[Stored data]
## BEGIN

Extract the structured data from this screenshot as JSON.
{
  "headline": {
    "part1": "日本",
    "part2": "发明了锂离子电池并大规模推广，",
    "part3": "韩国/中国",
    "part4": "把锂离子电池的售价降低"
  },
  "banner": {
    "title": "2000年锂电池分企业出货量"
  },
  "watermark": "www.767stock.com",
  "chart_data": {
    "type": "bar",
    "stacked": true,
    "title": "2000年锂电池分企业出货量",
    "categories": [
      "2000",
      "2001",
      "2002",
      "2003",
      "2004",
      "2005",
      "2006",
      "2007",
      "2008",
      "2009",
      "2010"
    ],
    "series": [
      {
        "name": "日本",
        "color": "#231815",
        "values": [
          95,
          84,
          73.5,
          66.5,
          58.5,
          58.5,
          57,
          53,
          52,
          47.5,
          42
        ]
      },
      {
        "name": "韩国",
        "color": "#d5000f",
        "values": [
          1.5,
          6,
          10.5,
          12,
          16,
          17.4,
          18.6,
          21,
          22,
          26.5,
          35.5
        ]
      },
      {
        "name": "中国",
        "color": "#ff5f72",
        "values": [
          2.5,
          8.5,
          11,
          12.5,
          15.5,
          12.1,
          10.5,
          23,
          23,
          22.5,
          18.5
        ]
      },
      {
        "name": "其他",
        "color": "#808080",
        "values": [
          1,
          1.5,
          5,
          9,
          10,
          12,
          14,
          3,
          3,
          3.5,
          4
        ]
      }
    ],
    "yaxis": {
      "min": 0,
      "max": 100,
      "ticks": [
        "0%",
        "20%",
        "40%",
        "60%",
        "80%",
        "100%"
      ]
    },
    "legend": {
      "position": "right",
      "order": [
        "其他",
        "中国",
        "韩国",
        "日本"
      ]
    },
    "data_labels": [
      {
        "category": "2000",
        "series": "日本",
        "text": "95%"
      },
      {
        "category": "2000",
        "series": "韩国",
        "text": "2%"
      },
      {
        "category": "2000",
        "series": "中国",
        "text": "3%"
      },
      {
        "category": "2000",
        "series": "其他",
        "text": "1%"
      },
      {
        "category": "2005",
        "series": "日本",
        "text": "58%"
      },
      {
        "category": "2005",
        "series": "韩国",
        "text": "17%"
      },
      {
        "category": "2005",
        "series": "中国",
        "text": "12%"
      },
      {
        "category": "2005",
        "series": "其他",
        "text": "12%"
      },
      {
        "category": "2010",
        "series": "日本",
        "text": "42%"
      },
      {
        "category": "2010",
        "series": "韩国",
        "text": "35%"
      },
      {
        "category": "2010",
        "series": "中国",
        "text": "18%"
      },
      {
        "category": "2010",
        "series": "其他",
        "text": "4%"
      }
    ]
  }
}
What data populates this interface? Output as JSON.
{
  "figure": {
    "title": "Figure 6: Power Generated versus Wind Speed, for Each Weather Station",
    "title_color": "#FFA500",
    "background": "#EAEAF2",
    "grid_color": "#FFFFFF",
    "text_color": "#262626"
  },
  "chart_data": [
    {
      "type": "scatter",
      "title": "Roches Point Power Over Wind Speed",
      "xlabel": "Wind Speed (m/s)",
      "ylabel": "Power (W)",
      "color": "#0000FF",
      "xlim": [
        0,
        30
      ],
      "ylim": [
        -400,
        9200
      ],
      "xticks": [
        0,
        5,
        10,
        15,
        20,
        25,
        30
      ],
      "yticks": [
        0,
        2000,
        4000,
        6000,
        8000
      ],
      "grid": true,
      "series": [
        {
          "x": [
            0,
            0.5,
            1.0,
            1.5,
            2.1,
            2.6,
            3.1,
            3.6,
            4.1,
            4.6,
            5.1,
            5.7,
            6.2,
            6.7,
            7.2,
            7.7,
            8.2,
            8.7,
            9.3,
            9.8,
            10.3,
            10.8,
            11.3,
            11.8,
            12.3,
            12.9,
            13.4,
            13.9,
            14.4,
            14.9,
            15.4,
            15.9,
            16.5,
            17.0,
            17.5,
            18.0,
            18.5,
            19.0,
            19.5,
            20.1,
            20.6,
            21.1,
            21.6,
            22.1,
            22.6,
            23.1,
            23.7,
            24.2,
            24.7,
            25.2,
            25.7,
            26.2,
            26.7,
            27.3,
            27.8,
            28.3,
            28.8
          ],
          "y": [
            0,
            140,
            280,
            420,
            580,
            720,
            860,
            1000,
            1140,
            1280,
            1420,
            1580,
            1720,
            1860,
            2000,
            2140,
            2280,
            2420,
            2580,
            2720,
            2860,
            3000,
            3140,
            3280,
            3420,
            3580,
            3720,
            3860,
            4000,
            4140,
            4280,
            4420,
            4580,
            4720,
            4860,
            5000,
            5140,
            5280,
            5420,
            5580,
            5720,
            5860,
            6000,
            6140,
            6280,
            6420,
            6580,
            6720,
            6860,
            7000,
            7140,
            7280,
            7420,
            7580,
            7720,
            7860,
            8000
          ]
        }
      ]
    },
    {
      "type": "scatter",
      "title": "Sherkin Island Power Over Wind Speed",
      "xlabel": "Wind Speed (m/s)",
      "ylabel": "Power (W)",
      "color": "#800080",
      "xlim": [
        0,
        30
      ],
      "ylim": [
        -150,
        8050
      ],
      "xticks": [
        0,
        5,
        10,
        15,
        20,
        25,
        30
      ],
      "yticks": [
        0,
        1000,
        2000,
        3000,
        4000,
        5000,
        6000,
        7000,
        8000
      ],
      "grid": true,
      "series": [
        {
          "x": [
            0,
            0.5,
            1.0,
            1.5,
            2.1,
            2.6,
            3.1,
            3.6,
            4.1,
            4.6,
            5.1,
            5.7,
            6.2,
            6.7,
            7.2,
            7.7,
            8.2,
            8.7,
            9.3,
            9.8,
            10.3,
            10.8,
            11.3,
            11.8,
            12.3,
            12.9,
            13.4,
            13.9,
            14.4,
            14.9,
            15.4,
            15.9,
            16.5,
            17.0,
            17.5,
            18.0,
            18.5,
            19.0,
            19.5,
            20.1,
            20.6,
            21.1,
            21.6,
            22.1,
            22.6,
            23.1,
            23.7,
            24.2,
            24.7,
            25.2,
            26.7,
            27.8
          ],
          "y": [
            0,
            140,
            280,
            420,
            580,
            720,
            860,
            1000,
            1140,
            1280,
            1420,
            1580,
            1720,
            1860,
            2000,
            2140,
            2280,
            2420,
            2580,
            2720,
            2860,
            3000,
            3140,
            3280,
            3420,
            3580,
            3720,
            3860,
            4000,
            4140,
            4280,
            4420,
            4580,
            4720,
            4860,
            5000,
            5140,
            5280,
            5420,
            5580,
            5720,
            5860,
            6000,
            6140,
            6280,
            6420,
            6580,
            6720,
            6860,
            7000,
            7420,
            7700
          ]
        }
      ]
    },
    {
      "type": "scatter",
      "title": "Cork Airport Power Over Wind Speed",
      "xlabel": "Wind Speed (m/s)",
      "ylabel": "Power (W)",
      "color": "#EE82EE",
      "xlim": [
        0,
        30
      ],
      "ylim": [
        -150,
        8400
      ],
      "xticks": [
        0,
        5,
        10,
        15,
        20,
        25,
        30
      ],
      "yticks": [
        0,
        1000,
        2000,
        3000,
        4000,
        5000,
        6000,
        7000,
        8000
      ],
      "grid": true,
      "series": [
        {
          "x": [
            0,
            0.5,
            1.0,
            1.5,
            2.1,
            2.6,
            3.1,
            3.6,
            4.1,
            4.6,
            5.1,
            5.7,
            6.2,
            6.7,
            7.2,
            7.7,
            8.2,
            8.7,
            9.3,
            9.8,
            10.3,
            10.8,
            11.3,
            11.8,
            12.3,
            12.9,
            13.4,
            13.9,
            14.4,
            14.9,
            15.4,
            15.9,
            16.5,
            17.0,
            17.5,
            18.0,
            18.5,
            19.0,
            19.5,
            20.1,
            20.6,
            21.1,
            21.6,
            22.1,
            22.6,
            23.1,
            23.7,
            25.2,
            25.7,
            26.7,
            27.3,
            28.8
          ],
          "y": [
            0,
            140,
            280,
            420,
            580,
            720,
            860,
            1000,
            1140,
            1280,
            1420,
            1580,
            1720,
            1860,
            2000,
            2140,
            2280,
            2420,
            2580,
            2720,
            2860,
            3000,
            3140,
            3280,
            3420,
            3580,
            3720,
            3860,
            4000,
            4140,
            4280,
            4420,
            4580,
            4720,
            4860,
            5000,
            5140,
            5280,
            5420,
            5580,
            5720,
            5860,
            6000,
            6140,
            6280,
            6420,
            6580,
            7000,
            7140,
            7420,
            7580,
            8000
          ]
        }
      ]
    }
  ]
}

## END

**Problem statement:**
Go over the records above line by line and count those holding the word "Wind". Reply only with the number.

**Correct response:**
7